REQUIRED WORK ▸ Go through the entries below, tally each line with the string "name", and give the final number by itself.
○ ○ ○ ○ ○ ○ ○
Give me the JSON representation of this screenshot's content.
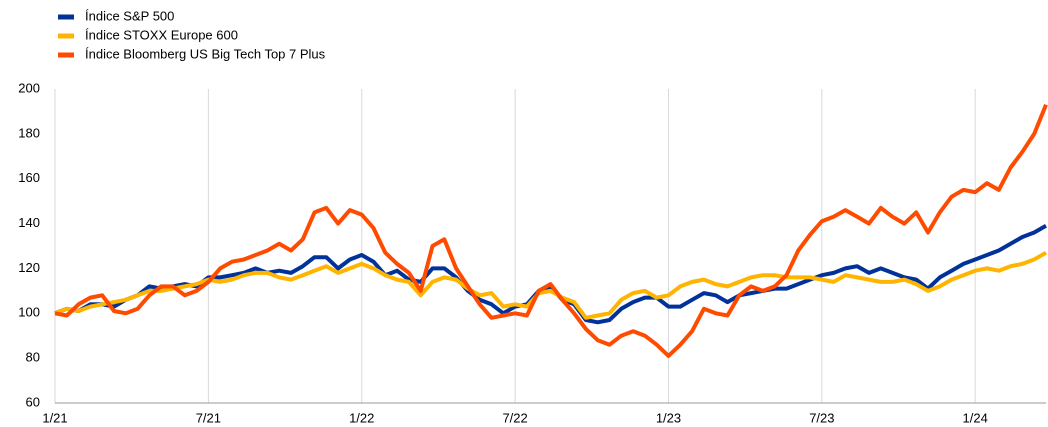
{
  "chart_data": {
    "type": "line",
    "categories": [
      "1/21",
      null,
      null,
      null,
      null,
      null,
      null,
      null,
      null,
      null,
      null,
      null,
      null,
      "7/21",
      null,
      null,
      null,
      null,
      null,
      null,
      null,
      null,
      null,
      null,
      null,
      null,
      "1/22",
      null,
      null,
      null,
      null,
      null,
      null,
      null,
      null,
      null,
      null,
      null,
      null,
      "7/22",
      null,
      null,
      null,
      null,
      null,
      null,
      null,
      null,
      null,
      null,
      null,
      null,
      "1/23",
      null,
      null,
      null,
      null,
      null,
      null,
      null,
      null,
      null,
      null,
      null,
      null,
      "7/23",
      null,
      null,
      null,
      null,
      null,
      null,
      null,
      null,
      null,
      null,
      null,
      null,
      "1/24",
      null,
      null,
      null,
      null,
      null,
      null
    ],
    "series": [
      {
        "name": "Índice S&P 500",
        "color": "#003299",
        "values": [
          100,
          102,
          101,
          104,
          104,
          103,
          106,
          108,
          112,
          111,
          112,
          113,
          112,
          116,
          116,
          117,
          118,
          120,
          118,
          119,
          118,
          121,
          125,
          125,
          120,
          124,
          126,
          123,
          117,
          119,
          115,
          114,
          120,
          120,
          116,
          110,
          106,
          104,
          100,
          103,
          104,
          110,
          112,
          106,
          104,
          97,
          96,
          97,
          102,
          105,
          107,
          107,
          103,
          103,
          106,
          109,
          108,
          105,
          108,
          109,
          110,
          111,
          111,
          113,
          115,
          117,
          118,
          120,
          121,
          118,
          120,
          118,
          116,
          115,
          111,
          116,
          119,
          122,
          124,
          126,
          128,
          131,
          134,
          136,
          139
        ]
      },
      {
        "name": "Índice STOXX Europe 600",
        "color": "#ffb400",
        "values": [
          100,
          102,
          101,
          103,
          104,
          105,
          106,
          108,
          110,
          110,
          111,
          112,
          113,
          115,
          114,
          115,
          117,
          118,
          118,
          116,
          115,
          117,
          119,
          121,
          118,
          120,
          122,
          120,
          117,
          115,
          114,
          108,
          114,
          116,
          115,
          111,
          108,
          109,
          103,
          104,
          103,
          109,
          110,
          107,
          105,
          98,
          99,
          100,
          106,
          109,
          110,
          107,
          108,
          112,
          114,
          115,
          113,
          112,
          114,
          116,
          117,
          117,
          116,
          116,
          116,
          115,
          114,
          117,
          116,
          115,
          114,
          114,
          115,
          113,
          110,
          112,
          115,
          117,
          119,
          120,
          119,
          121,
          122,
          124,
          127
        ]
      },
      {
        "name": "Índice Bloomberg US Big Tech Top 7 Plus",
        "color": "#ff4b00",
        "values": [
          100,
          99,
          104,
          107,
          108,
          101,
          100,
          102,
          108,
          112,
          112,
          108,
          110,
          114,
          120,
          123,
          124,
          126,
          128,
          131,
          128,
          133,
          145,
          147,
          140,
          146,
          144,
          138,
          127,
          122,
          118,
          110,
          130,
          133,
          120,
          112,
          104,
          98,
          99,
          100,
          99,
          110,
          113,
          106,
          100,
          93,
          88,
          86,
          90,
          92,
          90,
          86,
          81,
          86,
          92,
          102,
          100,
          99,
          108,
          112,
          110,
          112,
          117,
          128,
          135,
          141,
          143,
          146,
          143,
          140,
          147,
          143,
          140,
          145,
          136,
          145,
          152,
          155,
          154,
          158,
          155,
          165,
          172,
          180,
          193
        ]
      }
    ],
    "ylim": [
      60,
      200
    ],
    "yticks": [
      60,
      80,
      100,
      120,
      140,
      160,
      180,
      200
    ],
    "grid": true,
    "legend": "top-left"
  }
}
○ ○ ○ ○ ○ ○ ○
SOLUTION FOR THIS TASK ▸ 3